__RECORD SET__
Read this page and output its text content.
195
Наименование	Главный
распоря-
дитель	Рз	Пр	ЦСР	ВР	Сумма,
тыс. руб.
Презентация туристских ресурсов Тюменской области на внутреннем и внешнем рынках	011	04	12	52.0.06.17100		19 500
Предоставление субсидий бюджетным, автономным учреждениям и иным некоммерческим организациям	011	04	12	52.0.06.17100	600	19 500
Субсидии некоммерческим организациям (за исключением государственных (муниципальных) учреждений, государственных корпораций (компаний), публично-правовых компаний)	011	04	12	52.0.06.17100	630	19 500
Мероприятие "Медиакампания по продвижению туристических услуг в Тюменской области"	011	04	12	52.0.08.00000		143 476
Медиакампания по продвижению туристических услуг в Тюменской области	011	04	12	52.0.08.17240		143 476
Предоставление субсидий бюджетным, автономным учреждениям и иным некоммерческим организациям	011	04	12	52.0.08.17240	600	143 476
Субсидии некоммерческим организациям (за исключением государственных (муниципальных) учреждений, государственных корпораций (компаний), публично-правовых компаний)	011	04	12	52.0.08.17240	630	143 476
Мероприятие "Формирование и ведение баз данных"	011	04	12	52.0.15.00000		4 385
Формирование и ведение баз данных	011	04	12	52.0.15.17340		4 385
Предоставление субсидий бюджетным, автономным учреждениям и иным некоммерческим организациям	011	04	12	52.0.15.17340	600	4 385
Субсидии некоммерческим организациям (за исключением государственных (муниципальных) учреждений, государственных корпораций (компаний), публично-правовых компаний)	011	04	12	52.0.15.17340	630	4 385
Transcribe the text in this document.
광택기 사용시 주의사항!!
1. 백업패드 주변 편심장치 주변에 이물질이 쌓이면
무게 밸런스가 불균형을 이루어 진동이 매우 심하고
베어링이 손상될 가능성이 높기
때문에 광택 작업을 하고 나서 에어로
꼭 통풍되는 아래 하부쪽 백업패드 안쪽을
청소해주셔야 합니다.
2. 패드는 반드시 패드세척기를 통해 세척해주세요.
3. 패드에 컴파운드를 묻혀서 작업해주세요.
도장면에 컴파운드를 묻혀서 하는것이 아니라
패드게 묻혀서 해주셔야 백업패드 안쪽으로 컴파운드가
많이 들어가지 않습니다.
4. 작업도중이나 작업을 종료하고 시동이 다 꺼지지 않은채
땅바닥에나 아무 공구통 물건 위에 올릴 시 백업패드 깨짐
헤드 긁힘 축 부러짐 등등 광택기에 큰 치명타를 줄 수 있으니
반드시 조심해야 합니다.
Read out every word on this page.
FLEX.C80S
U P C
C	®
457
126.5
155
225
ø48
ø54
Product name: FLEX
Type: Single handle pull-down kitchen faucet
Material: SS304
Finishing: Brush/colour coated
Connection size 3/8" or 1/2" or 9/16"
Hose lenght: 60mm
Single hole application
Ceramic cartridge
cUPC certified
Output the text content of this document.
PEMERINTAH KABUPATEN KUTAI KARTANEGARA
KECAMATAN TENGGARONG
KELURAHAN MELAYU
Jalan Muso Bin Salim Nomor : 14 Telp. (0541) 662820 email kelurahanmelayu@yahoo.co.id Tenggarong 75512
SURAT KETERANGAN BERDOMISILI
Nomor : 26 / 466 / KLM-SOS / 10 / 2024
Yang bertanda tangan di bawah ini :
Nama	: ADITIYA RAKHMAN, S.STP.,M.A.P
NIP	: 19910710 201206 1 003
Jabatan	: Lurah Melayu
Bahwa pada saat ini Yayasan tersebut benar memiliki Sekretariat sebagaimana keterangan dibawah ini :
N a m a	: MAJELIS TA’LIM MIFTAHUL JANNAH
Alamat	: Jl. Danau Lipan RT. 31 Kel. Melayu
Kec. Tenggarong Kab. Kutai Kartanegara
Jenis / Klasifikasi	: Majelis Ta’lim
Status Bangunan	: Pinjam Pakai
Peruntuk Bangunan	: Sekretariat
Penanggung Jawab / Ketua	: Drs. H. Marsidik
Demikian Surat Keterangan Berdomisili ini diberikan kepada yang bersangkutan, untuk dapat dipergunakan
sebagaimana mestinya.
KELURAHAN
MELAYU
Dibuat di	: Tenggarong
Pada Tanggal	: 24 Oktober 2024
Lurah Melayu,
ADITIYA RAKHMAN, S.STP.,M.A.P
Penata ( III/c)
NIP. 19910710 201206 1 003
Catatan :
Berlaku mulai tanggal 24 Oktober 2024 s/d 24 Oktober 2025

__WORK INSTRUCTIONS__
Tally the lines above that contain the word "Single", and reply with only the number.

__ANSWER__
2